## Exercise task:
Render the following material again verbatim, leaving nothing out.

-------- Entries supplied

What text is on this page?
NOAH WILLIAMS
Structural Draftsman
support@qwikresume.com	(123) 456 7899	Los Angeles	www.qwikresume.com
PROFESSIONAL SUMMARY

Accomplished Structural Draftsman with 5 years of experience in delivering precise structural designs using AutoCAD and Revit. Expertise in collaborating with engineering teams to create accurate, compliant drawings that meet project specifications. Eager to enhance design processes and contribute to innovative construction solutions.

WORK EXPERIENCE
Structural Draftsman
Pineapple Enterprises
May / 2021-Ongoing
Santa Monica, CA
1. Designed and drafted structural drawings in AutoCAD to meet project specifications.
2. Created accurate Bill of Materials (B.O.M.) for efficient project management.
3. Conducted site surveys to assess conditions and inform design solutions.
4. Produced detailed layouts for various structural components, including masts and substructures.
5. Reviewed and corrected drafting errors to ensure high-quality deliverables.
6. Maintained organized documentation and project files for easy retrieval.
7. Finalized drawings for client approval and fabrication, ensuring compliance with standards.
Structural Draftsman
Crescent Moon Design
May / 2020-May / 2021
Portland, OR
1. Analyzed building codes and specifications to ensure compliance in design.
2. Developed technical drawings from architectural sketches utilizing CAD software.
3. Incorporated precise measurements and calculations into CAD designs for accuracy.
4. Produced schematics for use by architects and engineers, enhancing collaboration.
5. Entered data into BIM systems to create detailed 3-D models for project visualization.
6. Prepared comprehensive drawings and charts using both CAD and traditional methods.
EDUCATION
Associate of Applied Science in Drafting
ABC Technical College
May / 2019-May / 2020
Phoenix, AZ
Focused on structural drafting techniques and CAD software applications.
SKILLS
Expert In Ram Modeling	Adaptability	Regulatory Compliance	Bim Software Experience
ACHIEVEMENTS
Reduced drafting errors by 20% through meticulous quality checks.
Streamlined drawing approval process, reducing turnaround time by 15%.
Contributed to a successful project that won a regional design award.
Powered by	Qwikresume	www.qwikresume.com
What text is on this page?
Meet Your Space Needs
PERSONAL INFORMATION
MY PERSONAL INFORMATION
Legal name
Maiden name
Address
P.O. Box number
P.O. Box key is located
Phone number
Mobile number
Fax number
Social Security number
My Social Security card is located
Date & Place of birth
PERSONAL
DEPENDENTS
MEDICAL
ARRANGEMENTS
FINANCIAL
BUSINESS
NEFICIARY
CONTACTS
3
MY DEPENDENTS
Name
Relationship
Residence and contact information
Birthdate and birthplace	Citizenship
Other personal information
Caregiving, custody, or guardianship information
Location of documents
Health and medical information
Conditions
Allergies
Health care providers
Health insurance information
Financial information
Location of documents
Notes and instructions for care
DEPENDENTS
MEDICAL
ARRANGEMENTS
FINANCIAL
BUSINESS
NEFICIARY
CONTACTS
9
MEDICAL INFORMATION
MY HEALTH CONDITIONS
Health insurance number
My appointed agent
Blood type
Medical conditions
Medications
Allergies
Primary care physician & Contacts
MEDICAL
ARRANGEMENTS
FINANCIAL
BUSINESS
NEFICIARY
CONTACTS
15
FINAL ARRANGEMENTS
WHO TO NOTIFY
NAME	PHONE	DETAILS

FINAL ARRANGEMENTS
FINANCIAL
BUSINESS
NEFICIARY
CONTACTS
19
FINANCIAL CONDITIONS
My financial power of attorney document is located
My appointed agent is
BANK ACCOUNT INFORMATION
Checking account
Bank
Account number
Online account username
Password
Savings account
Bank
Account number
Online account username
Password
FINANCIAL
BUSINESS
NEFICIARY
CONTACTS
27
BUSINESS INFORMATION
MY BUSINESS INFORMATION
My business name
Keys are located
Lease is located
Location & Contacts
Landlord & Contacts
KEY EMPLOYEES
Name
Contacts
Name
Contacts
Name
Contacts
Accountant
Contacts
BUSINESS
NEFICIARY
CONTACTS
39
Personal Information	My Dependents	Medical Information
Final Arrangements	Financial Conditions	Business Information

----------------

## Exercise answer:
What text is on this page?
NOAH WILLIAMS
Structural Draftsman
support@qwikresume.com	(123) 456 7899	Los Angeles	www.qwikresume.com
PROFESSIONAL SUMMARY

Accomplished Structural Draftsman with 5 years of experience in delivering precise structural designs using AutoCAD and Revit. Expertise in collaborating with engineering teams to create accurate, compliant drawings that meet project specifications. Eager to enhance design processes and contribute to innovative construction solutions.

WORK EXPERIENCE
Structural Draftsman
Pineapple Enterprises
May / 2021-Ongoing
Santa Monica, CA
1. Designed and drafted structural drawings in AutoCAD to meet project specifications.
2. Created accurate Bill of Materials (B.O.M.) for efficient project management.
3. Conducted site surveys to assess conditions and inform design solutions.
4. Produced detailed layouts for various structural components, including masts and substructures.
5. Reviewed and corrected drafting errors to ensure high-quality deliverables.
6. Maintained organized documentation and project files for easy retrieval.
7. Finalized drawings for client approval and fabrication, ensuring compliance with standards.
Structural Draftsman
Crescent Moon Design
May / 2020-May / 2021
Portland, OR
1. Analyzed building codes and specifications to ensure compliance in design.
2. Developed technical drawings from architectural sketches utilizing CAD software.
3. Incorporated precise measurements and calculations into CAD designs for accuracy.
4. Produced schematics for use by architects and engineers, enhancing collaboration.
5. Entered data into BIM systems to create detailed 3-D models for project visualization.
6. Prepared comprehensive drawings and charts using both CAD and traditional methods.
EDUCATION
Associate of Applied Science in Drafting
ABC Technical College
May / 2019-May / 2020
Phoenix, AZ
Focused on structural drafting techniques and CAD software applications.
SKILLS
Expert In Ram Modeling	Adaptability	Regulatory Compliance	Bim Software Experience
ACHIEVEMENTS
Reduced drafting errors by 20% through meticulous quality checks.
Streamlined drawing approval process, reducing turnaround time by 15%.
Contributed to a successful project that won a regional design award.
Powered by	Qwikresume	www.qwikresume.com
What text is on this page?
Meet Your Space Needs
PERSONAL INFORMATION
MY PERSONAL INFORMATION
Legal name
Maiden name
Address
P.O. Box number
P.O. Box key is located
Phone number
Mobile number
Fax number
Social Security number
My Social Security card is located
Date & Place of birth
PERSONAL
DEPENDENTS
MEDICAL
ARRANGEMENTS
FINANCIAL
BUSINESS
NEFICIARY
CONTACTS
3
MY DEPENDENTS
Name
Relationship
Residence and contact information
Birthdate and birthplace	Citizenship
Other personal information
Caregiving, custody, or guardianship information
Location of documents
Health and medical information
Conditions
Allergies
Health care providers
Health insurance information
Financial information
Location of documents
Notes and instructions for care
DEPENDENTS
MEDICAL
ARRANGEMENTS
FINANCIAL
BUSINESS
NEFICIARY
CONTACTS
9
MEDICAL INFORMATION
MY HEALTH CONDITIONS
Health insurance number
My appointed agent
Blood type
Medical conditions
Medications
Allergies
Primary care physician & Contacts
MEDICAL
ARRANGEMENTS
FINANCIAL
BUSINESS
NEFICIARY
CONTACTS
15
FINAL ARRANGEMENTS
WHO TO NOTIFY
NAME	PHONE	DETAILS

FINAL ARRANGEMENTS
FINANCIAL
BUSINESS
NEFICIARY
CONTACTS
19
FINANCIAL CONDITIONS
My financial power of attorney document is located
My appointed agent is
BANK ACCOUNT INFORMATION
Checking account
Bank
Account number
Online account username
Password
Savings account
Bank
Account number
Online account username
Password
FINANCIAL
BUSINESS
NEFICIARY
CONTACTS
27
BUSINESS INFORMATION
MY BUSINESS INFORMATION
My business name
Keys are located
Lease is located
Location & Contacts
Landlord & Contacts
KEY EMPLOYEES
Name
Contacts
Name
Contacts
Name
Contacts
Accountant
Contacts
BUSINESS
NEFICIARY
CONTACTS
39
Personal Information	My Dependents	Medical Information
Final Arrangements	Financial Conditions	Business Information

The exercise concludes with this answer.